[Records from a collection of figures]
═══
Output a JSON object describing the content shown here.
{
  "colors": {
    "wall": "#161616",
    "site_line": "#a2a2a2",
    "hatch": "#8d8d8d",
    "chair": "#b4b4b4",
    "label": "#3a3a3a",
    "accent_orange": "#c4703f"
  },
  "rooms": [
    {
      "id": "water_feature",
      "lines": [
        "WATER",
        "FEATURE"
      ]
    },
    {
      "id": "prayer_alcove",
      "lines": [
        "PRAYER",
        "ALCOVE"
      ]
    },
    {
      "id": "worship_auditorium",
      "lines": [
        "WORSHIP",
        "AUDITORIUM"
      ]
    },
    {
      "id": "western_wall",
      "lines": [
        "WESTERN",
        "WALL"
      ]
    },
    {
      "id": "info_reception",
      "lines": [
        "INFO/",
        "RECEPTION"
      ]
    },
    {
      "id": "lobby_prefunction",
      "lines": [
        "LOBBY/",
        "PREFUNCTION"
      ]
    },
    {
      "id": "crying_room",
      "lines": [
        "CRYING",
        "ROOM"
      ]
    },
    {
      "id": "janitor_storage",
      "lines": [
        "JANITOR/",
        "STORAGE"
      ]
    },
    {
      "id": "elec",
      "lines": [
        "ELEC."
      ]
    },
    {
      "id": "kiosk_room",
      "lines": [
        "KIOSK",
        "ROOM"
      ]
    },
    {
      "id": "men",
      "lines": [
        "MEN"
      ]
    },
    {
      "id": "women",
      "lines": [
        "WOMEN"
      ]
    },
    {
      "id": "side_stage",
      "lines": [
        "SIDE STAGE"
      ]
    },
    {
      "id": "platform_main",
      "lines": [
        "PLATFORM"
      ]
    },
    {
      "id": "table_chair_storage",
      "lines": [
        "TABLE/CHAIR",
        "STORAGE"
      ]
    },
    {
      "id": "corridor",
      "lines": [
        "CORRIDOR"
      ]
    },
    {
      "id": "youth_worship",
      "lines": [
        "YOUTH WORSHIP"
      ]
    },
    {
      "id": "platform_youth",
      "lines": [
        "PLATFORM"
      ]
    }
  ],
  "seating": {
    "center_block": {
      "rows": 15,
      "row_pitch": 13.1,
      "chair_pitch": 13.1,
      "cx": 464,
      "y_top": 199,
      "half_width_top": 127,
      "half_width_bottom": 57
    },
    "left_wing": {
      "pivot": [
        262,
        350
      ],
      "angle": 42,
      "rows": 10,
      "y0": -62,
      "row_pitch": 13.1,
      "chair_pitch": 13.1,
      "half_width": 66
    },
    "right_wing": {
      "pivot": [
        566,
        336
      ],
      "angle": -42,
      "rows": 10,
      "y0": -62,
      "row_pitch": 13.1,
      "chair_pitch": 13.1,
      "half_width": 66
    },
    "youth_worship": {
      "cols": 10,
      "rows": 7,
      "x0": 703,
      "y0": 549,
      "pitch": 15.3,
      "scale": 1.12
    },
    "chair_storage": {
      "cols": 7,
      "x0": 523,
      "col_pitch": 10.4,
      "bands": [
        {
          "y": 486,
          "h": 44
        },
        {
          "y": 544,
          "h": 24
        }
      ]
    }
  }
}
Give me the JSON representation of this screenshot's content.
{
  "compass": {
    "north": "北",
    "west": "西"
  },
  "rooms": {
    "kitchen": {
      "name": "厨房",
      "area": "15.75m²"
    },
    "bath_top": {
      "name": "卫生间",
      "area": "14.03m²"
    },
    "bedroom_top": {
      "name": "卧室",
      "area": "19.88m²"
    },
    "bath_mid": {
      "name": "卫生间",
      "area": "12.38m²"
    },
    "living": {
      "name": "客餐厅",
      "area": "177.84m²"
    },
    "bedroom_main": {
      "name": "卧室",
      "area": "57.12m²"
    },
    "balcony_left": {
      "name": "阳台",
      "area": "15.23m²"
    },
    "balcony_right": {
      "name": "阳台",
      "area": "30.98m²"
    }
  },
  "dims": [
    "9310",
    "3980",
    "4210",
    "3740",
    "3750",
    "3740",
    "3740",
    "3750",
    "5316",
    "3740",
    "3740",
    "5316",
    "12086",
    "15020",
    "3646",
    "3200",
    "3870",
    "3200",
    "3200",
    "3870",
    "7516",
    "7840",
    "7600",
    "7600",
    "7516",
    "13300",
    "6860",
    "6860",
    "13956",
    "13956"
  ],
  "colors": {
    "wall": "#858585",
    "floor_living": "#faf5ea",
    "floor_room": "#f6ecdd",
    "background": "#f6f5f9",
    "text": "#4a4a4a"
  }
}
═══
Give the data again, exactly as it stands.

TASK RESPONSE>
Output a JSON object describing the content shown here.
{
  "colors": {
    "wall": "#161616",
    "site_line": "#a2a2a2",
    "hatch": "#8d8d8d",
    "chair": "#b4b4b4",
    "label": "#3a3a3a",
    "accent_orange": "#c4703f"
  },
  "rooms": [
    {
      "id": "water_feature",
      "lines": [
        "WATER",
        "FEATURE"
      ]
    },
    {
      "id": "prayer_alcove",
      "lines": [
        "PRAYER",
        "ALCOVE"
      ]
    },
    {
      "id": "worship_auditorium",
      "lines": [
        "WORSHIP",
        "AUDITORIUM"
      ]
    },
    {
      "id": "western_wall",
      "lines": [
        "WESTERN",
        "WALL"
      ]
    },
    {
      "id": "info_reception",
      "lines": [
        "INFO/",
        "RECEPTION"
      ]
    },
    {
      "id": "lobby_prefunction",
      "lines": [
        "LOBBY/",
        "PREFUNCTION"
      ]
    },
    {
      "id": "crying_room",
      "lines": [
        "CRYING",
        "ROOM"
      ]
    },
    {
      "id": "janitor_storage",
      "lines": [
        "JANITOR/",
        "STORAGE"
      ]
    },
    {
      "id": "elec",
      "lines": [
        "ELEC."
      ]
    },
    {
      "id": "kiosk_room",
      "lines": [
        "KIOSK",
        "ROOM"
      ]
    },
    {
      "id": "men",
      "lines": [
        "MEN"
      ]
    },
    {
      "id": "women",
      "lines": [
        "WOMEN"
      ]
    },
    {
      "id": "side_stage",
      "lines": [
        "SIDE STAGE"
      ]
    },
    {
      "id": "platform_main",
      "lines": [
        "PLATFORM"
      ]
    },
    {
      "id": "table_chair_storage",
      "lines": [
        "TABLE/CHAIR",
        "STORAGE"
      ]
    },
    {
      "id": "corridor",
      "lines": [
        "CORRIDOR"
      ]
    },
    {
      "id": "youth_worship",
      "lines": [
        "YOUTH WORSHIP"
      ]
    },
    {
      "id": "platform_youth",
      "lines": [
        "PLATFORM"
      ]
    }
  ],
  "seating": {
    "center_block": {
      "rows": 15,
      "row_pitch": 13.1,
      "chair_pitch": 13.1,
      "cx": 464,
      "y_top": 199,
      "half_width_top": 127,
      "half_width_bottom": 57
    },
    "left_wing": {
      "pivot": [
        262,
        350
      ],
      "angle": 42,
      "rows": 10,
      "y0": -62,
      "row_pitch": 13.1,
      "chair_pitch": 13.1,
      "half_width": 66
    },
    "right_wing": {
      "pivot": [
        566,
        336
      ],
      "angle": -42,
      "rows": 10,
      "y0": -62,
      "row_pitch": 13.1,
      "chair_pitch": 13.1,
      "half_width": 66
    },
    "youth_worship": {
      "cols": 10,
      "rows": 7,
      "x0": 703,
      "y0": 549,
      "pitch": 15.3,
      "scale": 1.12
    },
    "chair_storage": {
      "cols": 7,
      "x0": 523,
      "col_pitch": 10.4,
      "bands": [
        {
          "y": 486,
          "h": 44
        },
        {
          "y": 544,
          "h": 24
        }
      ]
    }
  }
}
Give me the JSON representation of this screenshot's content.
{
  "compass": {
    "north": "北",
    "west": "西"
  },
  "rooms": {
    "kitchen": {
      "name": "厨房",
      "area": "15.75m²"
    },
    "bath_top": {
      "name": "卫生间",
      "area": "14.03m²"
    },
    "bedroom_top": {
      "name": "卧室",
      "area": "19.88m²"
    },
    "bath_mid": {
      "name": "卫生间",
      "area": "12.38m²"
    },
    "living": {
      "name": "客餐厅",
      "area": "177.84m²"
    },
    "bedroom_main": {
      "name": "卧室",
      "area": "57.12m²"
    },
    "balcony_left": {
      "name": "阳台",
      "area": "15.23m²"
    },
    "balcony_right": {
      "name": "阳台",
      "area": "30.98m²"
    }
  },
  "dims": [
    "9310",
    "3980",
    "4210",
    "3740",
    "3750",
    "3740",
    "3740",
    "3750",
    "5316",
    "3740",
    "3740",
    "5316",
    "12086",
    "15020",
    "3646",
    "3200",
    "3870",
    "3200",
    "3200",
    "3870",
    "7516",
    "7840",
    "7600",
    "7600",
    "7516",
    "13300",
    "6860",
    "6860",
    "13956",
    "13956"
  ],
  "colors": {
    "wall": "#858585",
    "floor_living": "#faf5ea",
    "floor_room": "#f6ecdd",
    "background": "#f6f5f9",
    "text": "#4a4a4a"
  }
}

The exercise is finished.